Task directions: Extract every line that contains the string "барабаны".

Recorded data:
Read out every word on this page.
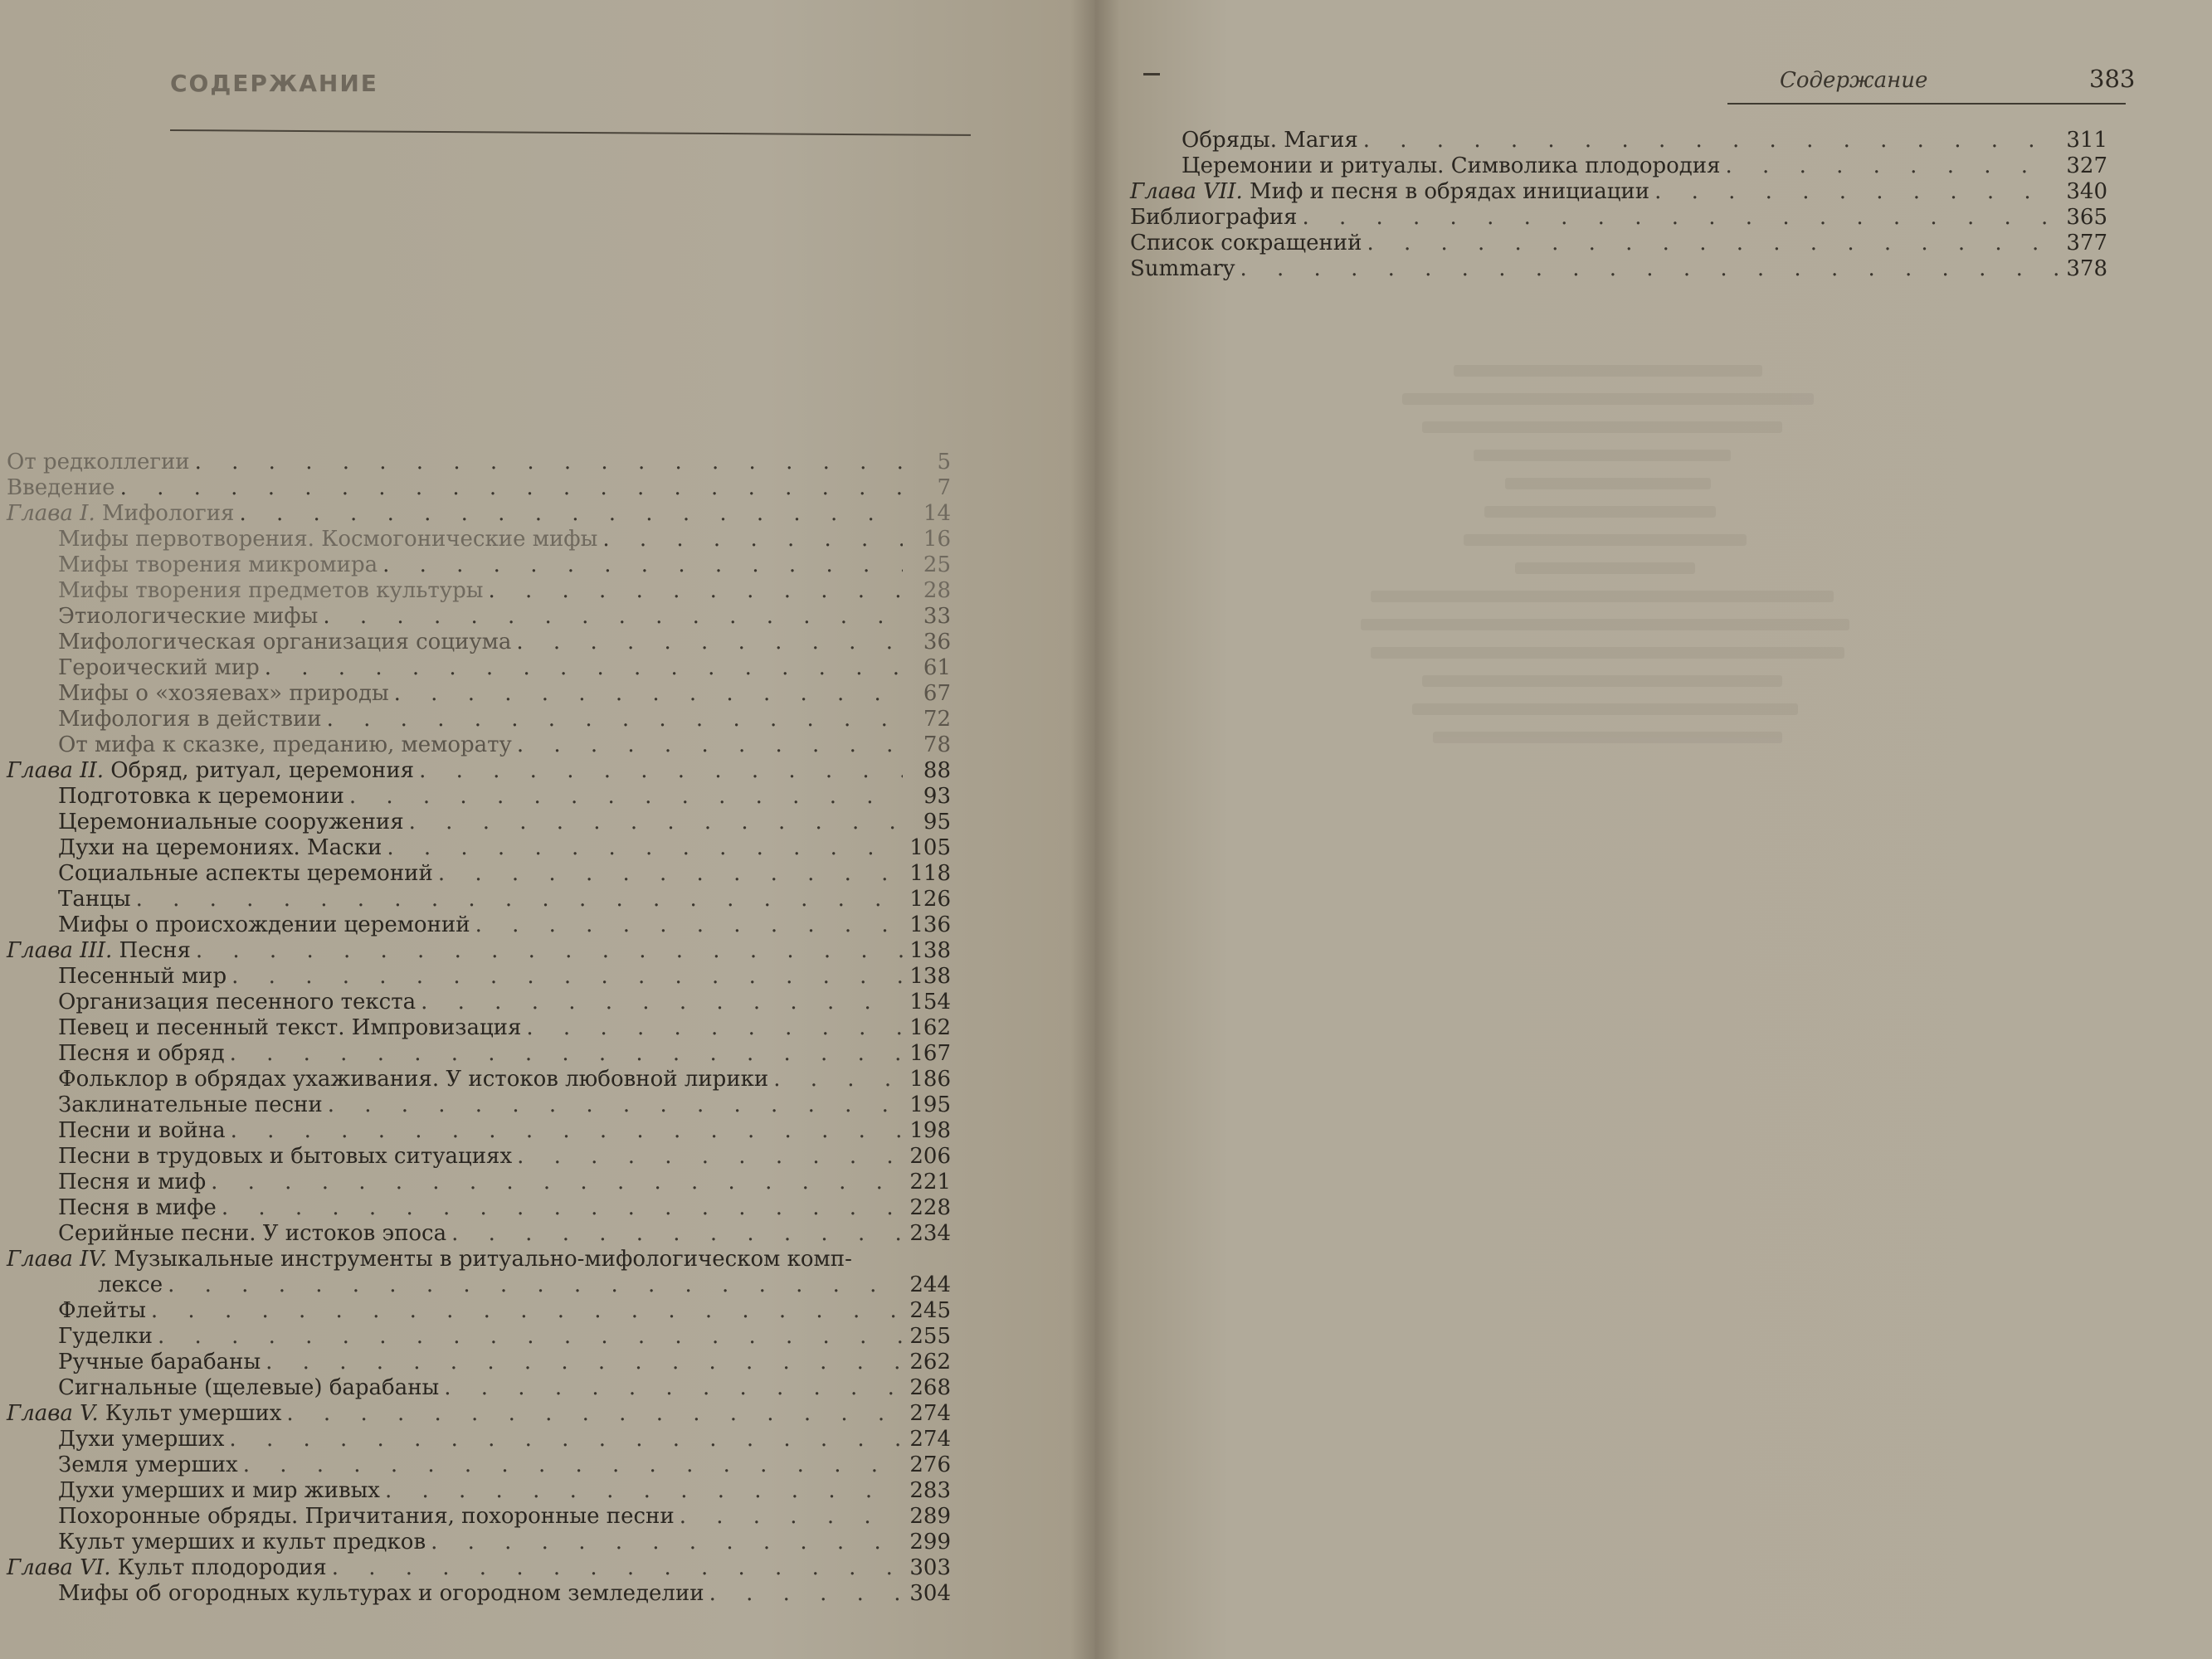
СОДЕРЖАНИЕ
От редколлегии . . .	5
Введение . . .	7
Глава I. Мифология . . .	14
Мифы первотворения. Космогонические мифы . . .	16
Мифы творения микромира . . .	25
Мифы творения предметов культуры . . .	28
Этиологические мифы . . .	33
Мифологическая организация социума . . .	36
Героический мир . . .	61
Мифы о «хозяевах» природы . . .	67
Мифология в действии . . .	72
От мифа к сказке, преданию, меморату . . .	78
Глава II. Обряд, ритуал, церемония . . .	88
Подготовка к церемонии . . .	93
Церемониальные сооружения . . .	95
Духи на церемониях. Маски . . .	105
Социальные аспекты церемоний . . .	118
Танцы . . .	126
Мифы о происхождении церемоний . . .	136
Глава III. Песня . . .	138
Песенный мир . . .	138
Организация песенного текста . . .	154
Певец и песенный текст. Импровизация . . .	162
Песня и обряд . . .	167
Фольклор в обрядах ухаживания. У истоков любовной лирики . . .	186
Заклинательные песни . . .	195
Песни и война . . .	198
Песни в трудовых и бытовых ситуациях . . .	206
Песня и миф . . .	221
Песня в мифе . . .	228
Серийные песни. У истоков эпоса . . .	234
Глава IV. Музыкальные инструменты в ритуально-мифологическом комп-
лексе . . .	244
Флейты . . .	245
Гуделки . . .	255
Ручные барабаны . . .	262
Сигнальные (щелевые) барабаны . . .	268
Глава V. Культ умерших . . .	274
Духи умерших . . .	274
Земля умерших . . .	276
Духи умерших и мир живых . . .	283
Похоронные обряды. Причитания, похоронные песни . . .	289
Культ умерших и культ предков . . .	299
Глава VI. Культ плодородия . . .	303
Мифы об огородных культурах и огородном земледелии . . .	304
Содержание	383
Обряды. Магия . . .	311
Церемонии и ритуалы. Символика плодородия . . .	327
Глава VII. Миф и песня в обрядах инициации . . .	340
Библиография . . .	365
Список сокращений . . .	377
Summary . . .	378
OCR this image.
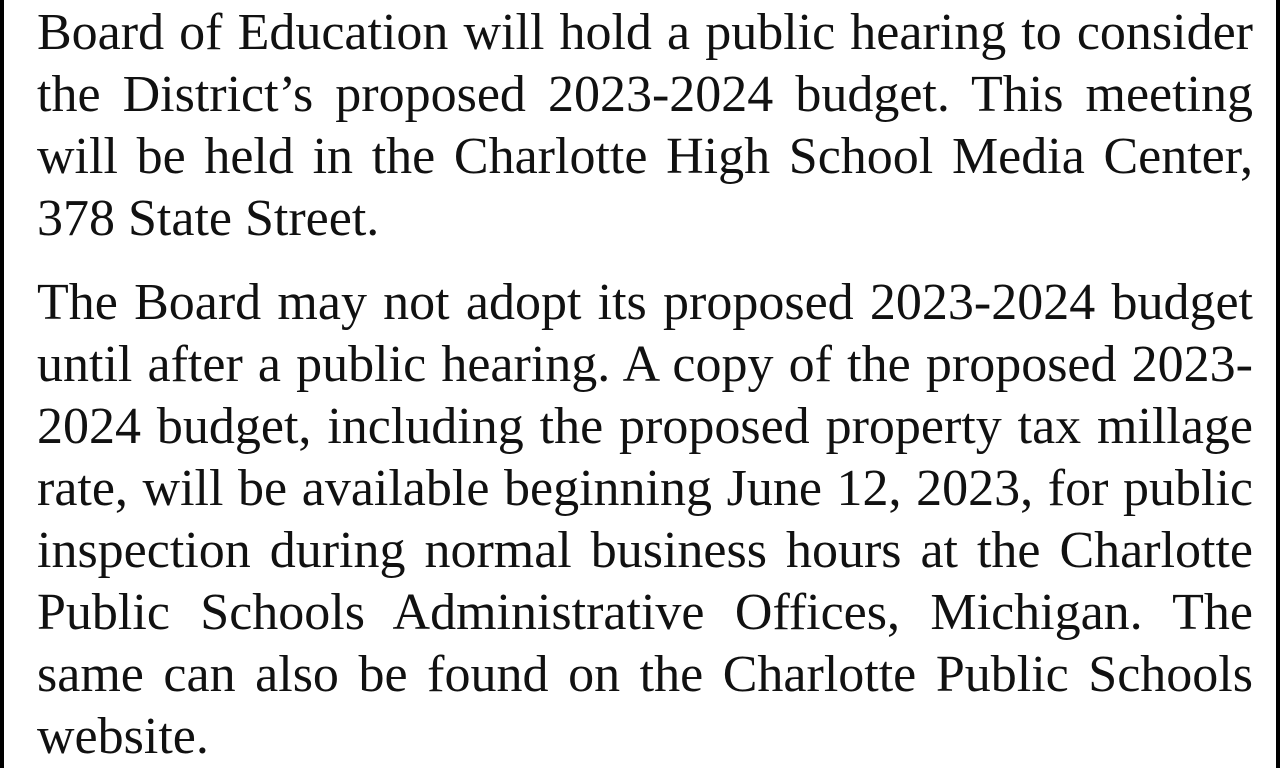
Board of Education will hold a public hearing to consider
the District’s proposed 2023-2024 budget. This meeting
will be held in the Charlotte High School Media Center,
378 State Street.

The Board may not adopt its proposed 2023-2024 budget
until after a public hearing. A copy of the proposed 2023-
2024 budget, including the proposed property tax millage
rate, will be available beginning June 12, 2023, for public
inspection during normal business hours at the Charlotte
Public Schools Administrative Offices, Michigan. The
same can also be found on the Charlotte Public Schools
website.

Solution below:
Ручные барабаны . . .	262
Сигнальные (щелевые) барабаны . . .	268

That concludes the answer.